■ Text passage ■
The J-10 and J-11 form the backbone of the PLA Air Force (PLAAF). Besides having the versatile J-16, the PLAAF has the latest J-10 C, equipped with the AESA radar system that allows for stealth and jam resistance. The PLAAF possesses a number of other combat aircraft, often copied from Soviet-era MiGs and Sukhois but then updated indigenously. The latest advanced jet fighter in the PLAAF is the J-20.17

Shortly after the Shaheen 8 exercise in fall 2019, India’s XVII Corps launched its Him Vijay exercise. India’s air force inventory of combat aircraft includes the Mirage-2000; state-of-the-art and stealth Rafale, which are in the pipeline; Su-30MKI; MiG-29; the HAL Tejas light combat aircraft that is now replacing the veteran MiG-21; and upgraded MiG-27 and Jaguar.18

On the ground the PLA has an edge with its Type 15 light tanks, which are better suited for high altitudes than India’s T-72s and T-90s.

India’s Next Move: Strike Back!

Bilateral talks at various levels, from foreign ministers to corps commanders, so far have failed to make the Chinese agree to revert to status quo ante (April). After marathon talks, the PLA has made a few cosmetic moves, agreeing to pull back troops—on a mutual basis—a few kilometers at some spots. Critics allege the buffer zones thus created would be on India’s territory.

Beijing has refused to budge from the Depsang Valley near India’s DBO airstrip, or from the Finger 4 area—hitherto patrolled by both sides—on the northern bank of the Pangong Tso lake.19 The PLA’s “pull back” in Galwan is also suspect. As in the past, the PLA keeps nibbling at Indian territory to create new “facts on the ground,” a “new normal.” It seizes an area, asserts that it has always been a part of China’s territory, and then offers to negotiate.20

India’s Options

India now faces the dilemma of how to force the PLA to roll back without triggering a full-scale war. To carry out a tit-for-tat, India could swiftly move into Chinese-held territory along the long LAC with plenty of salient features.21 Its XVII Mountain Strike Corps finds its raison d’etre precisely in offensive activity. India could then use the newly captured promontories as a bargaining chip to get the PLA out of its new posts along the LAC.

A nonkinetic and better alternative is for India to pinch, if not punch, China’s underbelly in the Indian Ocean Region (IOR). India should hold naval exercises like the Malabar series (with the United States and Japan), with the third Quad member, Australia, and ASEAN states near the regions that are China’s Achilles’ heel. These regions are the Strait of Malacca, Kyaukpyu in Myanmar, and Gwadar.

■ Given data ■
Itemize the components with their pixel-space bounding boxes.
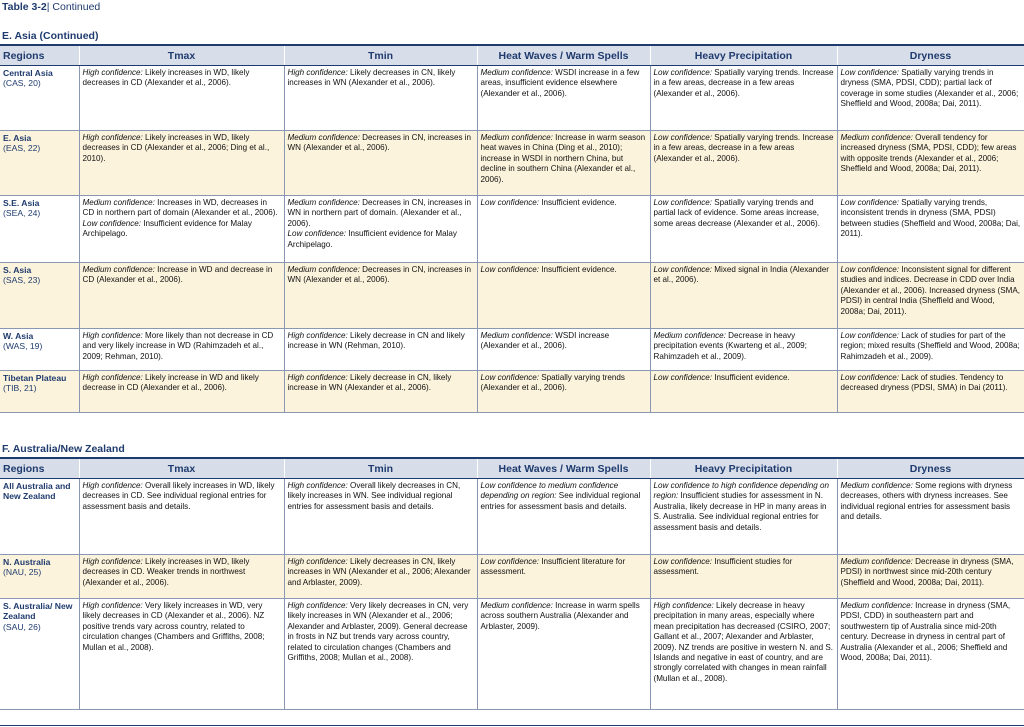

■ Work to complete ■
1 > Quote everything in the passage on the China–India standoff from "Shortly after the" down to "Move: Strike Back!".
2 > Answer these questions using the passage on the China–India standoff:
(a) Which Indian corps launched the Him Vijay exercise?
(b) Which Indian tanks are the PLA's Type 15 light tanks said to be better suited for high altitudes than?
(c) Which three regions are named as China's Achilles' heel?
The data were taken from a separate source.

■ Answers in order ■
1 >
Shortly after the Shaheen 8 exercise in fall 2019, India’s XVII Corps launched its Him Vijay exercise. India’s air force inventory of combat aircraft includes the Mirage-2000; state-of-the-art and stealth Rafale, which are in the pipeline; Su-30MKI; MiG-29; the HAL Tejas light combat aircraft that is now replacing the veteran MiG-21; and upgraded MiG-27 and Jaguar.18

On the ground the PLA has an edge with its Type 15 light tanks, which are better suited for high altitudes than India’s T-72s and T-90s.

India’s Next Move: Strike Back!

2 >
(a) India's XVII Corps.
(b) India's T-72s and T-90s.
(c) The Strait of Malacca, Kyaukpyu in Myanmar, and Gwadar.